» **REQUIRED WORK**: Track down the lines that contain "edgexfoundry" and copy them.

» **SUPPLIED RECORDS**:

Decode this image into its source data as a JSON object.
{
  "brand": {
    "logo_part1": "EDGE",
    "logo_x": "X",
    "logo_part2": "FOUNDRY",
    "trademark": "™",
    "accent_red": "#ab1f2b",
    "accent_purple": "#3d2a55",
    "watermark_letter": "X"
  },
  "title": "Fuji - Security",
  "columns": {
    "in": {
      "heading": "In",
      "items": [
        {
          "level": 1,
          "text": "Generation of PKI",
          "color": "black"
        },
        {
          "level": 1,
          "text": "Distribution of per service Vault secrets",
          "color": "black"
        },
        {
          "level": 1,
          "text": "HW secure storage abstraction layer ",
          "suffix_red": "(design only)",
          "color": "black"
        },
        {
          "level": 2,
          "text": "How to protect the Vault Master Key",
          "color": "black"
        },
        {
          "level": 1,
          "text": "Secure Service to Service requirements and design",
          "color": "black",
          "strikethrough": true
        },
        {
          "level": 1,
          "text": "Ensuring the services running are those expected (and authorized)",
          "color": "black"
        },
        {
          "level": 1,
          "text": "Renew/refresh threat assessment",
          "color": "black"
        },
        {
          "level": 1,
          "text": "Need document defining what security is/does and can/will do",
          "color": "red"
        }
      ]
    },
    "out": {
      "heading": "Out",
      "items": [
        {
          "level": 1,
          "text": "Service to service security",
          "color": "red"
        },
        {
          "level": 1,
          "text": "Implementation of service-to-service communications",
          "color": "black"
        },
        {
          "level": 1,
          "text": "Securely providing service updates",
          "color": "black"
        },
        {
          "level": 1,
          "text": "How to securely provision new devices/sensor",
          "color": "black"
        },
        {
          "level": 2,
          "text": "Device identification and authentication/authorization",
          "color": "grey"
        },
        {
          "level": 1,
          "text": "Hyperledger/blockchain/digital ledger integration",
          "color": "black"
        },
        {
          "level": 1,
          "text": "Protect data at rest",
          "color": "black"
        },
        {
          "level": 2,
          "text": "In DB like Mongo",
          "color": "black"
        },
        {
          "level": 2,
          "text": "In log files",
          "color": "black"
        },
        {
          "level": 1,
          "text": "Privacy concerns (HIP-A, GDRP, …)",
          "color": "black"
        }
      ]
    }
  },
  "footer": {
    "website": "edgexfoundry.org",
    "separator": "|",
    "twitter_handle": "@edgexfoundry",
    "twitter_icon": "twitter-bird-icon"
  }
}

» **SOLUTION TO THE EXERCISE**:
    "website": "edgexfoundry.org",
    "twitter_handle": "@edgexfoundry",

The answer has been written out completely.